**Verilen Alıntı**.
·····
G.T: Mağdur olan sensin bize konu farklı bir şekilde anlatıldı. Ben
sizinle görüşmem lazım. Eğer sen haklıysan ben senin paranı Mahmut
Yıldız’dan alırım.
İ.T: Şu anda belgesiyle.
G.T: Belki bize yalan söylendiyse biz tutup ona döneriz anlıyor
musun?
İ.T: E, tamam. Ben sana bir hafta sekiz gün sonra geleceğim.
Geldiğimde belgeleri getireyim. Önüne koyayım diyeyim ki, ‘Aha
belgem, aha bu kadar mahkemeden aldığım para’ makbuzları ile
açtığım davaları da göstereyim. Şu anda temyizde 61 milyarlık param
da icrada Mersin’de. Haciz çıkarmadım teminat mektubu yatırdı,
bekletiyor, onu da temyiz etti.
·····
**Sağlanan Veriler**.

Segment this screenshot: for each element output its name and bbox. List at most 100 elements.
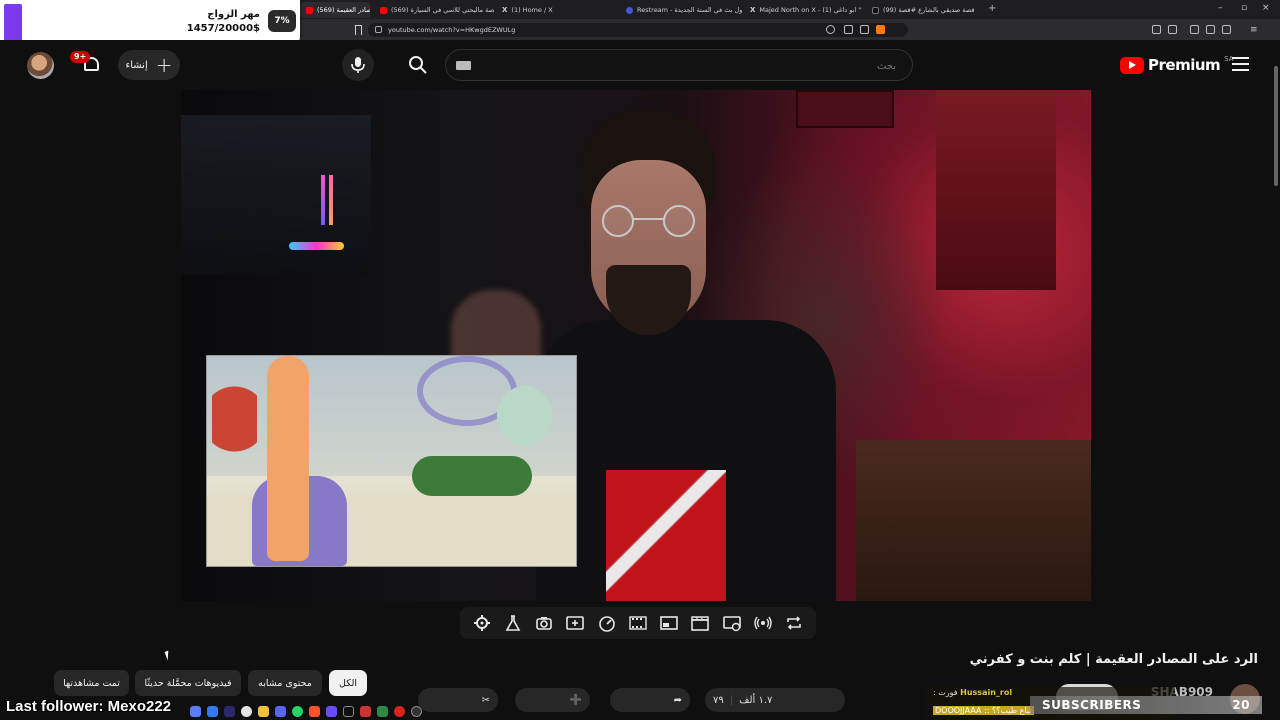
zoom-icon[interactable] [826, 25, 835, 34]
create-button[interactable]: إنشاء + [118, 50, 180, 80]
account-avatar[interactable] [27, 52, 54, 79]
excel-icon[interactable] [377, 705, 388, 717]
subs-label: SUBSCRIBERS [1042, 698, 1142, 712]
bookmark-icon[interactable] [355, 25, 362, 35]
filmstrip-icon[interactable] [629, 614, 647, 632]
video-scene-shirt-logo [606, 470, 726, 601]
browser-tab[interactable]: X (1) Home / X [496, 2, 616, 18]
obs-icon[interactable] [411, 705, 422, 717]
brave-shields-icon[interactable] [876, 25, 885, 34]
folder-icon[interactable] [258, 705, 269, 717]
minimize-icon[interactable]: – [1218, 3, 1223, 13]
extensions-icon[interactable] [1152, 25, 1161, 34]
clip-character [497, 386, 552, 446]
site-info-icon[interactable] [375, 26, 382, 33]
donation-amount: 1457/20000$ [186, 23, 260, 34]
microphone-icon [351, 57, 365, 73]
notifications-button[interactable]: 9+ [70, 51, 104, 77]
broadcast-icon[interactable] [754, 614, 772, 632]
like-dislike-buttons[interactable]: ٧٩ | ١.٧ ألف [705, 688, 845, 712]
browser-tab[interactable]: X Majed North on X - (1) ابو داغي " [744, 2, 866, 18]
screen: (569) الرد على المصادر العقيمة × (569) ق… [0, 0, 1280, 720]
loop-icon[interactable] [785, 614, 803, 632]
tab-label: (569) قصة ماليحتي للاسي في السيارة [391, 6, 494, 14]
create-label: إنشاء [125, 59, 148, 71]
notifications-badge: 9+ [70, 51, 91, 63]
keyboard-icon[interactable] [456, 61, 471, 70]
video-settings-icon[interactable] [722, 614, 741, 632]
url-text: youtube.com/watch?v=HKwgdEZWULg [388, 26, 516, 34]
whatsapp-icon[interactable] [292, 705, 303, 717]
save-button[interactable]: ➕ [515, 688, 590, 712]
discord-icon[interactable] [275, 705, 286, 717]
app-icon[interactable] [326, 705, 337, 717]
chip-all[interactable]: الكل [329, 670, 367, 696]
chip-recently-uploaded[interactable]: فيديوهات محمَّلة حديثًا [135, 670, 241, 696]
browser-menu-icon[interactable]: ≡ [1250, 25, 1259, 35]
gear-icon[interactable] [473, 614, 491, 632]
clapper-icon[interactable] [691, 614, 710, 632]
search-button[interactable] [400, 49, 436, 81]
save-icon: ➕ [569, 694, 582, 706]
youtube-favicon-icon [380, 6, 387, 14]
voice-search-button[interactable] [342, 49, 374, 81]
restore-icon[interactable]: ▫ [1241, 3, 1247, 13]
subs-count: 20 [1232, 698, 1250, 712]
speed-gauge-icon[interactable] [598, 614, 616, 632]
youtube-premium-logo[interactable]: Premium SA [1120, 54, 1234, 76]
share-icon[interactable] [860, 25, 869, 34]
picture-in-picture-icon[interactable] [660, 614, 679, 632]
app-icon[interactable] [360, 705, 371, 717]
browser-tab[interactable]: (569) قصة ماليحتي للاسي في السيارة [374, 2, 494, 18]
tab-label: (99) قصة صديقي بالشارع #قصة [883, 6, 975, 14]
add-frame-icon[interactable] [566, 614, 585, 632]
guide-menu-button[interactable] [1232, 57, 1249, 71]
video-scene-light [329, 175, 333, 225]
mouse-cursor-icon [164, 650, 172, 661]
camera-icon[interactable] [535, 614, 553, 632]
chat-user-label: فورت : [933, 688, 958, 697]
browser-tab[interactable]: Restream - اول بث في السنة الجديدة [620, 2, 742, 18]
vpn-icon[interactable] [1222, 25, 1231, 34]
plus-icon: + [155, 53, 173, 77]
share-button[interactable]: ➦ [610, 688, 690, 712]
store-icon[interactable] [207, 705, 218, 717]
donation-title: مهر الزواج [207, 9, 260, 20]
video-scene-sofa [856, 440, 1091, 601]
dislike-count: ٧٩ [713, 694, 724, 706]
donation-progress-bar [4, 4, 22, 44]
wallet-icon[interactable] [1206, 25, 1215, 34]
lab-flask-icon[interactable] [504, 614, 522, 632]
copilot-icon[interactable] [190, 705, 201, 717]
chip-related[interactable]: محتوى مشابه [248, 670, 322, 696]
close-window-icon[interactable]: × [1262, 3, 1270, 13]
like-count: ١.٧ ألف [739, 694, 773, 706]
brave-icon[interactable] [309, 705, 320, 717]
video-scene-shelf [181, 115, 371, 275]
chrome-icon[interactable] [241, 705, 252, 717]
new-tab-icon[interactable]: + [988, 3, 996, 14]
sidebar-icon[interactable] [1168, 25, 1177, 34]
page-scrollbar[interactable] [1272, 46, 1280, 720]
video-scene-frame [796, 90, 894, 128]
youtube-favicon-icon [306, 6, 313, 14]
install-app-icon[interactable] [844, 25, 853, 34]
youtube-play-logo-icon [1120, 56, 1144, 74]
clip-character [267, 356, 309, 561]
chip-watched[interactable]: تمت مشاهدتها [54, 670, 129, 696]
youtube-app-icon[interactable] [394, 705, 405, 717]
media-icon[interactable] [1190, 25, 1199, 34]
tiktok-favicon-icon [872, 6, 879, 14]
youtube-header: 9+ إنشاء + Premium SA [0, 40, 1280, 90]
premiere-icon[interactable] [224, 705, 235, 717]
browser-tab-active[interactable]: (569) الرد على المصادر العقيمة × [300, 2, 370, 18]
os-taskbar [190, 702, 520, 720]
logo-text: Premium [1148, 56, 1221, 74]
donation-percent: 7% [268, 10, 296, 32]
scrollbar-thumb[interactable] [1274, 66, 1278, 186]
video-title: الرد على المصادر العقيمة | كلم بنت و كفر… [969, 652, 1258, 667]
terminal-icon[interactable] [343, 705, 354, 717]
x-favicon-icon: X [502, 6, 508, 14]
search-input[interactable] [486, 56, 906, 76]
browser-tab[interactable]: (99) قصة صديقي بالشارع #قصة [866, 2, 984, 18]
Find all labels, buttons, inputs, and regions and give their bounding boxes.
·····
Mahmut Yıldız'dan alınacak para üzerine geçen konuşmayı kaldığı yerden devam ettirerek yazın. Kayıtlara başvurmanız gerekmiyor.

**Çözülmüş Görev**.
G.T: Evet İbrahim bey.
İ.T: Temyizden de döndürmeye çalışıyor. Çünkü kendisi milletvekili.
CHP’nin bilmem nesi. Kendisi Anayasa Mahkemesi’ne giden bilmem
Odalar Birliği Başkanı ile bu işi döndürmeye çalışıyor. Haksızlığa
uğrayan benim. Adam, hem suçlu, hem güçlü.
G.T: İbrahim bey bize yanlış anlatıldı. Bak ben şu anda bile sana
delikanlı sözü veriyorum. Eğer ki, Mahmut Yıldız haksızsa senin
gözünün önünde Mahmut Yıldız’a etek giydirip oynattıracağım. Bak
buna emin ol. Bundan da emin ol.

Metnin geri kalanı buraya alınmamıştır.